## STATED GOAL
Exactly repeat the material, dropping only the pictures.

▬▬▬

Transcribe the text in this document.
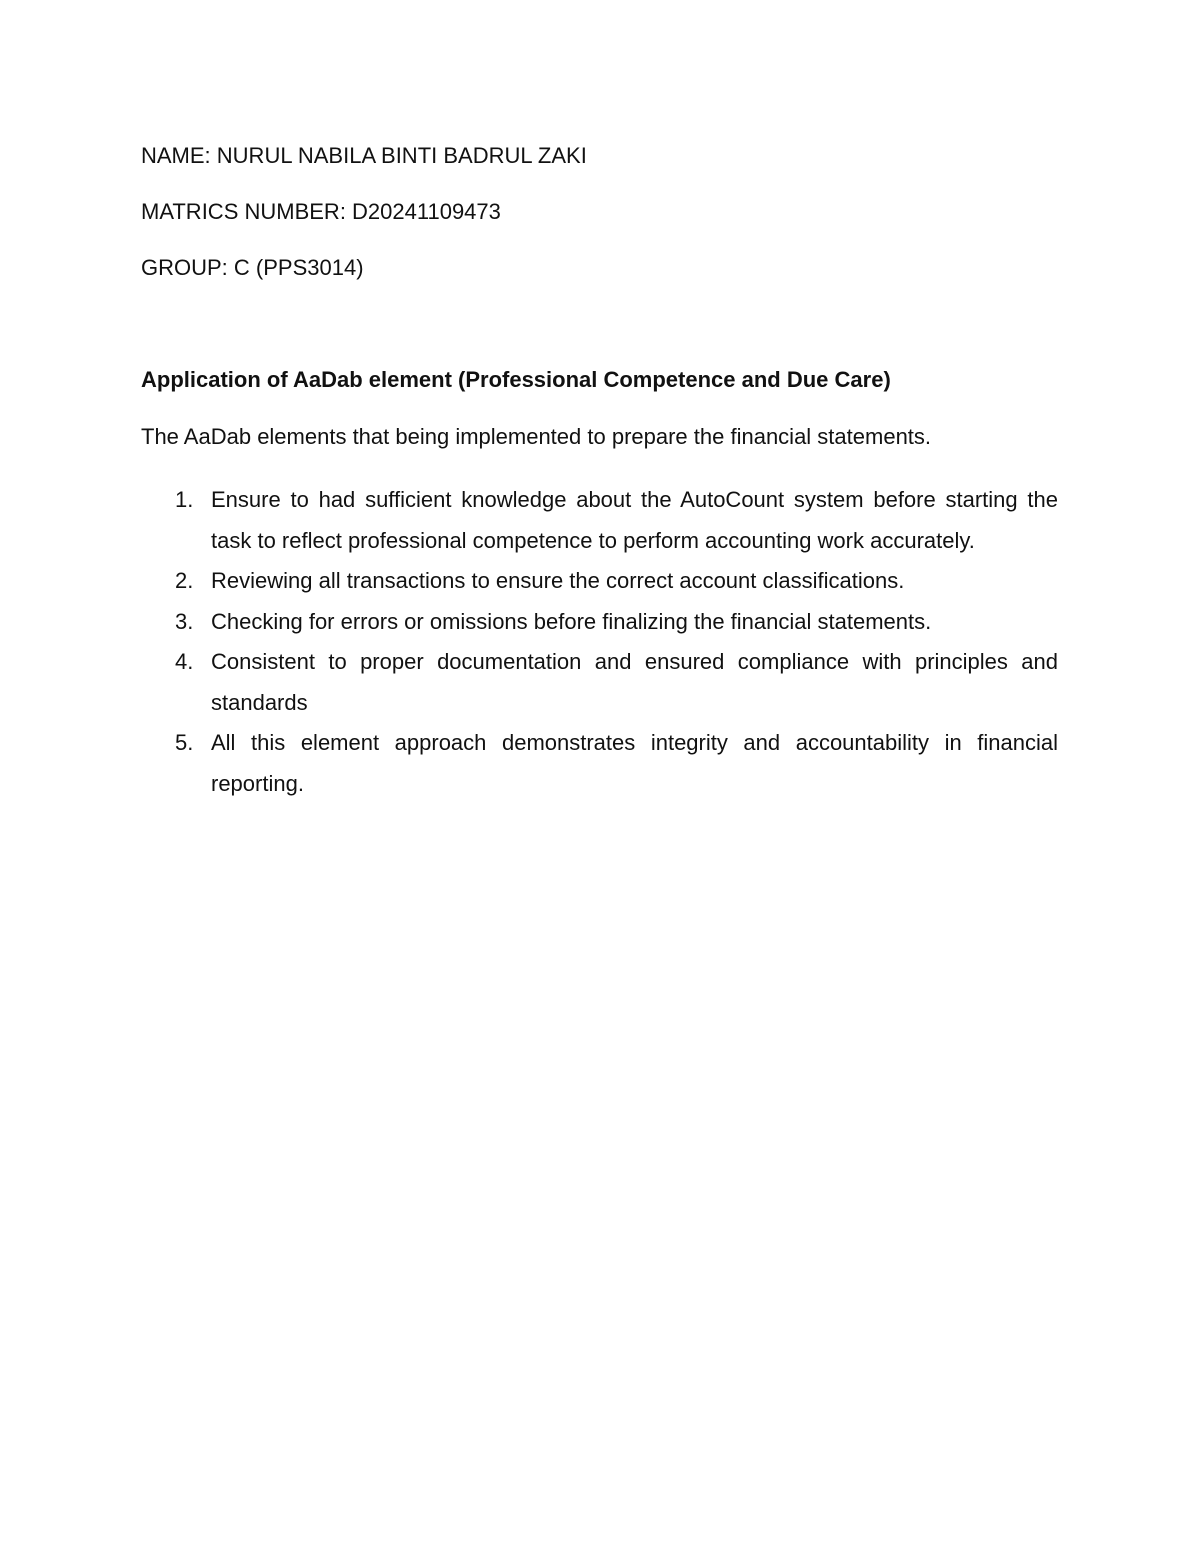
NAME: NURUL NABILA BINTI BADRUL ZAKI
MATRICS NUMBER: D20241109473
GROUP: C (PPS3014)
Application of AaDab element (Professional Competence and Due Care)
The AaDab elements that being implemented to prepare the financial statements.
1. Ensure to had sufficient knowledge about the AutoCount system before starting the task to reflect professional competence to perform accounting work accurately.
2. Reviewing all transactions to ensure the correct account classifications.
3. Checking for errors or omissions before finalizing the financial statements.
4. Consistent to proper documentation and ensured compliance with principles and standards
5. All this element approach demonstrates integrity and accountability in financial reporting.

▬▬▬

## SOLUTION BELOW
Transcribe the text in this document.
NAME: NURUL NABILA BINTI BADRUL ZAKI
MATRICS NUMBER: D20241109473
GROUP: C (PPS3014)
Application of AaDab element (Professional Competence and Due Care)
The AaDab elements that being implemented to prepare the financial statements.
1. Ensure to had sufficient knowledge about the AutoCount system before starting the task to reflect professional competence to perform accounting work accurately.
2. Reviewing all transactions to ensure the correct account classifications.
3. Checking for errors or omissions before finalizing the financial statements.
4. Consistent to proper documentation and ensured compliance with principles and standards
5. All this element approach demonstrates integrity and accountability in financial reporting.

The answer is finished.